Recorded data:
'''

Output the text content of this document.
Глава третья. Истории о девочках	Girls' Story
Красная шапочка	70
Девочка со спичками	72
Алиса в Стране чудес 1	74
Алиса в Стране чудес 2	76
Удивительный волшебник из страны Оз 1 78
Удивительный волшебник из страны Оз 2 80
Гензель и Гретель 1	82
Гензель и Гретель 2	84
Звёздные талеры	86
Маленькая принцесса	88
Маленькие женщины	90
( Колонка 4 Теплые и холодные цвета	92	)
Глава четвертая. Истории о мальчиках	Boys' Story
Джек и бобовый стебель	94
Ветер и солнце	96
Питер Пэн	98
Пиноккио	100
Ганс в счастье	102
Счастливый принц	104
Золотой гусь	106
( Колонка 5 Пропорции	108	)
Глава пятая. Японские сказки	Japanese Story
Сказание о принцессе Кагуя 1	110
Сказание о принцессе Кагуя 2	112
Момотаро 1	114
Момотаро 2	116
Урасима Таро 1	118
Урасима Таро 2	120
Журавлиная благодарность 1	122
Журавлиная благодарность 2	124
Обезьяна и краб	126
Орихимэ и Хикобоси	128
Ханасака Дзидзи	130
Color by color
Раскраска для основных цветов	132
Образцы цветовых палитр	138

'''
'''

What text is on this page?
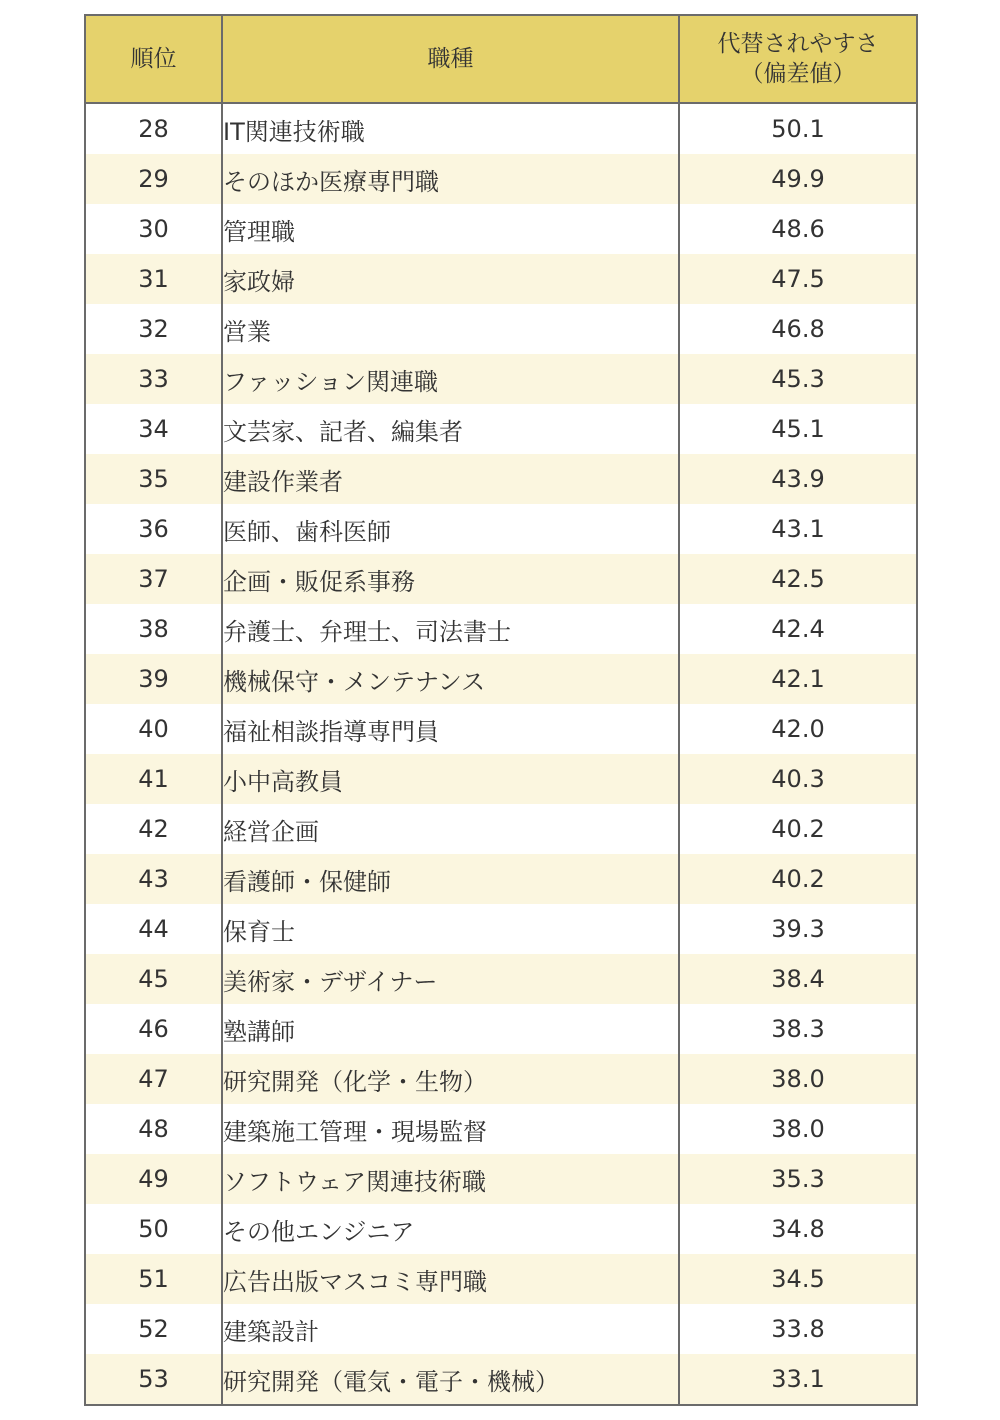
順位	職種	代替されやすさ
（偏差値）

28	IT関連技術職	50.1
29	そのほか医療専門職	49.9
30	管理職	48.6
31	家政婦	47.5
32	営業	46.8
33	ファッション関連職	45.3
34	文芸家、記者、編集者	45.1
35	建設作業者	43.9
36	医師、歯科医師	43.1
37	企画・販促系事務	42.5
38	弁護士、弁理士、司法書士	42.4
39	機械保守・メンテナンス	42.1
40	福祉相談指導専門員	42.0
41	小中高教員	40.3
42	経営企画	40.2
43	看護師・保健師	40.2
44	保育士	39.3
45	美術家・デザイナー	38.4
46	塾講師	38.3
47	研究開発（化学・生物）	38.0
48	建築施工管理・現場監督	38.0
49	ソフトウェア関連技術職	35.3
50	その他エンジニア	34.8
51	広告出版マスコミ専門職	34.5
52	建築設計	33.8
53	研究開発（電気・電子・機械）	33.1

'''

- Problem description: Report each line of the material above where the word "благодарность" appears.

- Output for this exercise:
Журавлиная благодарность 1	122
Журавлиная благодарность 2	124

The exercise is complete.